## TASK TO CARRY OUT
Look for the string "tulee" and copy every line that has it.

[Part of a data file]
________________________________________

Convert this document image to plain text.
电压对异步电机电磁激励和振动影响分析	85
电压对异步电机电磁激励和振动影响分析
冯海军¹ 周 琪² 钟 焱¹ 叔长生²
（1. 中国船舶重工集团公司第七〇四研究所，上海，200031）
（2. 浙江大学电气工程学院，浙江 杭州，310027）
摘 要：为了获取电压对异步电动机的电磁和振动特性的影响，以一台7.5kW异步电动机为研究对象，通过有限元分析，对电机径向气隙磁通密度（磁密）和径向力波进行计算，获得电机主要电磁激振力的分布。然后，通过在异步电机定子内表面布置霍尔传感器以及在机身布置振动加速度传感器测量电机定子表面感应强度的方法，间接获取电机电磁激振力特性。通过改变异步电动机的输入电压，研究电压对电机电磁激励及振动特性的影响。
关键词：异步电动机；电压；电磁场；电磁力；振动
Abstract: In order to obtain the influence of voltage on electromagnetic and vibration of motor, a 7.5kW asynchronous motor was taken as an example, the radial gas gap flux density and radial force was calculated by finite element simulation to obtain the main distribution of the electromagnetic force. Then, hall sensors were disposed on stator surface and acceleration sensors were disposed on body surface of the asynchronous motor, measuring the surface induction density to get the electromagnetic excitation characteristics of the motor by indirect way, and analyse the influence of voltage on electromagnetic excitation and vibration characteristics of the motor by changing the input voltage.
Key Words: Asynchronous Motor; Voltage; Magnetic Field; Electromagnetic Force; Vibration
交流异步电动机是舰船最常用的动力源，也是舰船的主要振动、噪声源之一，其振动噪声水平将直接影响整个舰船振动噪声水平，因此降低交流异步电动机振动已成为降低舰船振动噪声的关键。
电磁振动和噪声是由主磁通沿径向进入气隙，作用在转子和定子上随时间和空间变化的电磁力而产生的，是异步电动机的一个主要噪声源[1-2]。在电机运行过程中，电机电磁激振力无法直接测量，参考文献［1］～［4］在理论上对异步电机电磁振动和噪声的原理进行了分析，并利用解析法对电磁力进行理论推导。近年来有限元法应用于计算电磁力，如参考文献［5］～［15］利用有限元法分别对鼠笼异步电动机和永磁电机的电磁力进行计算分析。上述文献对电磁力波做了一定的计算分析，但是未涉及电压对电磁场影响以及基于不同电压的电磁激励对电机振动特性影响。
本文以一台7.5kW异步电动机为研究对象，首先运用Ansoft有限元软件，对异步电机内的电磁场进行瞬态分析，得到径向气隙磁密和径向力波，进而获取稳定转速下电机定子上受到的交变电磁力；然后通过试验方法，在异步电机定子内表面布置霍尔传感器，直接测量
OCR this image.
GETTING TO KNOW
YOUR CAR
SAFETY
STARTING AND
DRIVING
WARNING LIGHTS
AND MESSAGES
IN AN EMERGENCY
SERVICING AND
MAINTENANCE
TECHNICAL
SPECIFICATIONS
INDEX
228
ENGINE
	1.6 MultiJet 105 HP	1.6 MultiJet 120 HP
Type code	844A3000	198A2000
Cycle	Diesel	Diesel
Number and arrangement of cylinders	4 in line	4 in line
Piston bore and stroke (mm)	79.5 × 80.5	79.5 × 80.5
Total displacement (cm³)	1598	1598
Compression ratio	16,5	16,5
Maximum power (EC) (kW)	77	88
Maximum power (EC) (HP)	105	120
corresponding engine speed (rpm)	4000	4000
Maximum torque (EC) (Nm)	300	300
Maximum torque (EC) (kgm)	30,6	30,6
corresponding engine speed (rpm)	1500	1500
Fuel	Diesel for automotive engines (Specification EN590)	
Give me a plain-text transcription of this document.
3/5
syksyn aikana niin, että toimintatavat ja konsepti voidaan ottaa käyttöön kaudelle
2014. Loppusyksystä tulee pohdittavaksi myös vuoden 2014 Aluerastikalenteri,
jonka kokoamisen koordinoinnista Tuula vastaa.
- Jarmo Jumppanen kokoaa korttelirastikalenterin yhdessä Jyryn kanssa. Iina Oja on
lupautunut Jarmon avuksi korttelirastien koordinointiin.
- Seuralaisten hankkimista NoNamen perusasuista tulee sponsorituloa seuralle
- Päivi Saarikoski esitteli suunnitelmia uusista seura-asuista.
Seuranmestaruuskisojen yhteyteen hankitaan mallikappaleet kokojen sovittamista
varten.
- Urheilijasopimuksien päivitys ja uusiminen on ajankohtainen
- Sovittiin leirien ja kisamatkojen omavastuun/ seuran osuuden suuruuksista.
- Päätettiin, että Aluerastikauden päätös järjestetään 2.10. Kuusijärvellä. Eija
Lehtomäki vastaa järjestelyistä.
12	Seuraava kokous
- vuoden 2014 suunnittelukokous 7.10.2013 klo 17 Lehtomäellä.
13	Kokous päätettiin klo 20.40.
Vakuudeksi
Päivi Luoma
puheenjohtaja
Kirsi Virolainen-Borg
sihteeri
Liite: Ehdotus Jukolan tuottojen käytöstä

________________________________________

## ANSWER FOR THIS EXERCISE
2014. Loppusyksystä tulee pohdittavaksi myös vuoden 2014 Aluerastikalenteri,
- Seuralaisten hankkimista NoNamen perusasuista tulee sponsorituloa seuralle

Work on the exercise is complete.